Scan the data for "pattern" and copy the lines it appears in.
━━━
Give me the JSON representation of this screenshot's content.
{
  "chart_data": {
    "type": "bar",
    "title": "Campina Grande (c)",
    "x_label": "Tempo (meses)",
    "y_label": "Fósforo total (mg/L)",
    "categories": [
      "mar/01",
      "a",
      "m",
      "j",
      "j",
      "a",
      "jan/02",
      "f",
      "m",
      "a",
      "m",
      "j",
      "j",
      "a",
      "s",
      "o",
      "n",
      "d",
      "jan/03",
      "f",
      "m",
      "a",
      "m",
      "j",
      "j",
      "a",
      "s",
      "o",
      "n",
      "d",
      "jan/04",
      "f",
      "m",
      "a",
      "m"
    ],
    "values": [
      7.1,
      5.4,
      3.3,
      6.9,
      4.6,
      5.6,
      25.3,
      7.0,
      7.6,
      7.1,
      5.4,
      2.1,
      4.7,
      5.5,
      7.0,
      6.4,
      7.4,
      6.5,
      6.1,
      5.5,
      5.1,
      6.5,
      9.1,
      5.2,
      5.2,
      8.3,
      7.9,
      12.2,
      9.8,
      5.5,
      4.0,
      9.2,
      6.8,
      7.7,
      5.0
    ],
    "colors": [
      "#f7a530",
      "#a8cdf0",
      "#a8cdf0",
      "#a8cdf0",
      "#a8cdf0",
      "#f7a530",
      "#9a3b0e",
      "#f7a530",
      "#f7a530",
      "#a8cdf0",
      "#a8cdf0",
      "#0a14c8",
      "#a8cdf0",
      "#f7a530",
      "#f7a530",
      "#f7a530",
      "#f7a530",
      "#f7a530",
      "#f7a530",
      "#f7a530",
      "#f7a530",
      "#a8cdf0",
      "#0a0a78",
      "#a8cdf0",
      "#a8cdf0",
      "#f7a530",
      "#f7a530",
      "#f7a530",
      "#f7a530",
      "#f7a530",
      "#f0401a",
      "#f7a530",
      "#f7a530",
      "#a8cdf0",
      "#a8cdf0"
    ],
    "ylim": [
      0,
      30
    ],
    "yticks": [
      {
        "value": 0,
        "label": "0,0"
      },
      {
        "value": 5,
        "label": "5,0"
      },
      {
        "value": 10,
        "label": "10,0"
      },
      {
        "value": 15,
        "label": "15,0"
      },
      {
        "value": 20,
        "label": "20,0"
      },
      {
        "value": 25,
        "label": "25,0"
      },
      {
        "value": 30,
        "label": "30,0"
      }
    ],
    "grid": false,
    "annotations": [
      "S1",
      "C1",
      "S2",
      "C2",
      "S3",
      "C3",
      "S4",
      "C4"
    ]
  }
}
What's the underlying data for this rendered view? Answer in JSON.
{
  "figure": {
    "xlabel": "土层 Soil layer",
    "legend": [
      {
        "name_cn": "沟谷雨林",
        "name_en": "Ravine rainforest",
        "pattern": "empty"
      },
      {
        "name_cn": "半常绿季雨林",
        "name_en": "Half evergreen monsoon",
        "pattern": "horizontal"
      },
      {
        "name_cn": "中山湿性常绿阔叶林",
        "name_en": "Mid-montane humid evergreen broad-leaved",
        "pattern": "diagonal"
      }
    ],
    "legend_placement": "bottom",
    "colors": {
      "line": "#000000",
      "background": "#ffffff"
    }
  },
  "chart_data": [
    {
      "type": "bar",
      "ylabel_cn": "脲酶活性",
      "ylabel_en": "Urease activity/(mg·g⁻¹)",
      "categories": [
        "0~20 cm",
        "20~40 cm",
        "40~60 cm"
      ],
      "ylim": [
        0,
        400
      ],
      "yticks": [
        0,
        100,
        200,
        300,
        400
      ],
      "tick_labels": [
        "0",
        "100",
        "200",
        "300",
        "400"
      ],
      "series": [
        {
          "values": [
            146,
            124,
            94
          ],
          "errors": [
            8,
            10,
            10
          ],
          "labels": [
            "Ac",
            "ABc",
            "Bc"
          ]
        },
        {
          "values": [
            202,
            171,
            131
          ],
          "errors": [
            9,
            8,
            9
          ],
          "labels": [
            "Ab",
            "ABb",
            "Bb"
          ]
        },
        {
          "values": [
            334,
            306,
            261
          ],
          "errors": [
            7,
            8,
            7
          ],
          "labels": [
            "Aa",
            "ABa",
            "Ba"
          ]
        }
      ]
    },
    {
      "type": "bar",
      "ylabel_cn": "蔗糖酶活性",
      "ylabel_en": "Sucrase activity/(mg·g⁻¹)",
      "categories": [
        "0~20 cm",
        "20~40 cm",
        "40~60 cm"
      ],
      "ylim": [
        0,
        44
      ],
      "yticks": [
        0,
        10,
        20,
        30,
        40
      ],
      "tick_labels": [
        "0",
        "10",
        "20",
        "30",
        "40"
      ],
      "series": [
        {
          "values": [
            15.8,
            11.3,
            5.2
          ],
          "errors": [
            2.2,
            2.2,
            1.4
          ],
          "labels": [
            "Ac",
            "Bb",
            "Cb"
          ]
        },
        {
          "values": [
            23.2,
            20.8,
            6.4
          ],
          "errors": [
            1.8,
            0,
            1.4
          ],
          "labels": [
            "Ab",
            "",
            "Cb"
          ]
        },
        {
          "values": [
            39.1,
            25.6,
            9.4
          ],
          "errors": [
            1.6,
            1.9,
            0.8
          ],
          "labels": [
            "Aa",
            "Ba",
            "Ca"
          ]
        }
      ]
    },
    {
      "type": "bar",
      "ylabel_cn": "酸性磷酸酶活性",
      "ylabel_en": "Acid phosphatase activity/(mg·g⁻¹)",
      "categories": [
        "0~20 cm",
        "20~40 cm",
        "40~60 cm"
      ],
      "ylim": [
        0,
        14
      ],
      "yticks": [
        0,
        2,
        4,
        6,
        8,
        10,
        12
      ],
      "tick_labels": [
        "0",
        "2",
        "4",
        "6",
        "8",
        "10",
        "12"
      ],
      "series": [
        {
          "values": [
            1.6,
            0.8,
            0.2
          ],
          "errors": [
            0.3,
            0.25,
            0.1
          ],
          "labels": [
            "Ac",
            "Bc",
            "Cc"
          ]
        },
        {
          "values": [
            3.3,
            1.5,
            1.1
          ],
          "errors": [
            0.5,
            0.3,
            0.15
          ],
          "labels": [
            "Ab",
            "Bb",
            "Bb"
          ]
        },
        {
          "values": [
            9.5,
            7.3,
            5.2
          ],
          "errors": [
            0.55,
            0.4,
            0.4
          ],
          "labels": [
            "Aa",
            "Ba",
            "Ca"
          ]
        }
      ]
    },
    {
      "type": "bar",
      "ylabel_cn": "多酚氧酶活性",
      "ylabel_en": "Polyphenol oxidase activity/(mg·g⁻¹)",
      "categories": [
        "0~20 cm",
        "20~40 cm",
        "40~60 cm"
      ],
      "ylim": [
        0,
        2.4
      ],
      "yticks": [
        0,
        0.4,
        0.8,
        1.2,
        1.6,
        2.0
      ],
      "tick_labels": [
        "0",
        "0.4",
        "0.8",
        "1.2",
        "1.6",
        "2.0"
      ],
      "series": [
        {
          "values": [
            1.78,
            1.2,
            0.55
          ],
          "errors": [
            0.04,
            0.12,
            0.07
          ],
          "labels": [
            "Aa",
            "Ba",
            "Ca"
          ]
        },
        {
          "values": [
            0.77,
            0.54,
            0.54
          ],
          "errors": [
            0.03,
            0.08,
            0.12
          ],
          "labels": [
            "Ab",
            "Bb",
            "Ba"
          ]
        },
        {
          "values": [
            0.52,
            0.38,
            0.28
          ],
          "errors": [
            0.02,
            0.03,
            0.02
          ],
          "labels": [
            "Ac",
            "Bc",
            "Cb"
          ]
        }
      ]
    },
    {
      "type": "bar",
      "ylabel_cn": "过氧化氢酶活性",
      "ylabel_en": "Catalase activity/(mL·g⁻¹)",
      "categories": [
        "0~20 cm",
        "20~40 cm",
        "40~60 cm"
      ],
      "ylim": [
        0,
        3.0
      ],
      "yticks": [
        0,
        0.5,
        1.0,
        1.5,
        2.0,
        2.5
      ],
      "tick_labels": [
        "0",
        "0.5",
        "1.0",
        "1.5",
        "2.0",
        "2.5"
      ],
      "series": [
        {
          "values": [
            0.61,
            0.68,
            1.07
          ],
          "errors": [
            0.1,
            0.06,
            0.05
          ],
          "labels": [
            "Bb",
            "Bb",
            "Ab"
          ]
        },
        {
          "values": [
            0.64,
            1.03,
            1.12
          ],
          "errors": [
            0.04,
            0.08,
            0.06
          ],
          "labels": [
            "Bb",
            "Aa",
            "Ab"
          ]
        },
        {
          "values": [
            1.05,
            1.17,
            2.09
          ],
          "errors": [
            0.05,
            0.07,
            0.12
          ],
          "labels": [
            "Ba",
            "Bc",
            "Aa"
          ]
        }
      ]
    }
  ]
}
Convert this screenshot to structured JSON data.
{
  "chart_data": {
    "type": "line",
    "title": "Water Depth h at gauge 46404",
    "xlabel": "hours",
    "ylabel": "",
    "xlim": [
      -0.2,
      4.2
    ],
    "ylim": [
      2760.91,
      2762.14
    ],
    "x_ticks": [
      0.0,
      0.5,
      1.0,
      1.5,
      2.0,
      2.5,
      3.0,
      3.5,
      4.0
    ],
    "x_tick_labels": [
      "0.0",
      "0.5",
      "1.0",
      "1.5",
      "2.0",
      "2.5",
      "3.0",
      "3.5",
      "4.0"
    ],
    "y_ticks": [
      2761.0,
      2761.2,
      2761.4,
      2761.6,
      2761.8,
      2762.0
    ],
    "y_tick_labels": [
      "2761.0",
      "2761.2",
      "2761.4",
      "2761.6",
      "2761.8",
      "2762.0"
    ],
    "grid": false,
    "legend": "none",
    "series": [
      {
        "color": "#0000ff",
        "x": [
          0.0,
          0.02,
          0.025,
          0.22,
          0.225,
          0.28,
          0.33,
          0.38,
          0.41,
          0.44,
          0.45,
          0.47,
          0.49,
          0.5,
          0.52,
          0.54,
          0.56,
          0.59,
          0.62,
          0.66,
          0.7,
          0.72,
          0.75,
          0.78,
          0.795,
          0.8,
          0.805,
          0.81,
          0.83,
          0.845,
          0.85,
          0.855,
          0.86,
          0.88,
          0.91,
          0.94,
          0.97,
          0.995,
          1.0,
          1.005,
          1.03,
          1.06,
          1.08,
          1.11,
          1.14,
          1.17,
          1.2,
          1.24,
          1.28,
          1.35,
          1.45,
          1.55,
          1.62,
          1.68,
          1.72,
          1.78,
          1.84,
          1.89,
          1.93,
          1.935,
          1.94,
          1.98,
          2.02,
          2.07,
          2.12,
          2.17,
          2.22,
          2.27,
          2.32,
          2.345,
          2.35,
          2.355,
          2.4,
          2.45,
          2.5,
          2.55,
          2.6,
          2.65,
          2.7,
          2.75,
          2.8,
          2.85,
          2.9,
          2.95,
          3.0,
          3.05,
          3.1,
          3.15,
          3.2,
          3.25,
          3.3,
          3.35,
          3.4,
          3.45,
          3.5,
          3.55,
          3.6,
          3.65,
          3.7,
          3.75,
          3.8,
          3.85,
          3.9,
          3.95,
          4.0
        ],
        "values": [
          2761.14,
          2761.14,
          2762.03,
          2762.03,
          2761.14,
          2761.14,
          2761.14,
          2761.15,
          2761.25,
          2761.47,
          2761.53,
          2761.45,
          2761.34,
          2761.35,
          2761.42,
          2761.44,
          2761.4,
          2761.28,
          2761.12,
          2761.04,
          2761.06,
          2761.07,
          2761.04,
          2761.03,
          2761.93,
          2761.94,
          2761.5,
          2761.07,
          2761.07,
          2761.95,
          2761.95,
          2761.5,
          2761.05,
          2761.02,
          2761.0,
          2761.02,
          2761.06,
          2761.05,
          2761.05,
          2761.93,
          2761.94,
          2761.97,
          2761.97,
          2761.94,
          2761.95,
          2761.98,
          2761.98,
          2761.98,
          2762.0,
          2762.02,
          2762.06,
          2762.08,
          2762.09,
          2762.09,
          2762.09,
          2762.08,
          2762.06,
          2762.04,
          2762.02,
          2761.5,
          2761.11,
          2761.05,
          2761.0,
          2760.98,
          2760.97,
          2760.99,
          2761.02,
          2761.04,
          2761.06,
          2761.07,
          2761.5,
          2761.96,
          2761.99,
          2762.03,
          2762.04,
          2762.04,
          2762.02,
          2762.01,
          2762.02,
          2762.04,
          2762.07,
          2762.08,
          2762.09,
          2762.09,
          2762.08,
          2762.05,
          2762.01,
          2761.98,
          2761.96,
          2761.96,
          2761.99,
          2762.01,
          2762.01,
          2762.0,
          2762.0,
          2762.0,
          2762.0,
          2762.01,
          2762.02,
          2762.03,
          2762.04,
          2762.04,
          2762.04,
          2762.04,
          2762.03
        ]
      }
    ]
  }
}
━━━
▸ REPLY
        "pattern": "empty"
        "pattern": "horizontal"
        "pattern": "diagonal"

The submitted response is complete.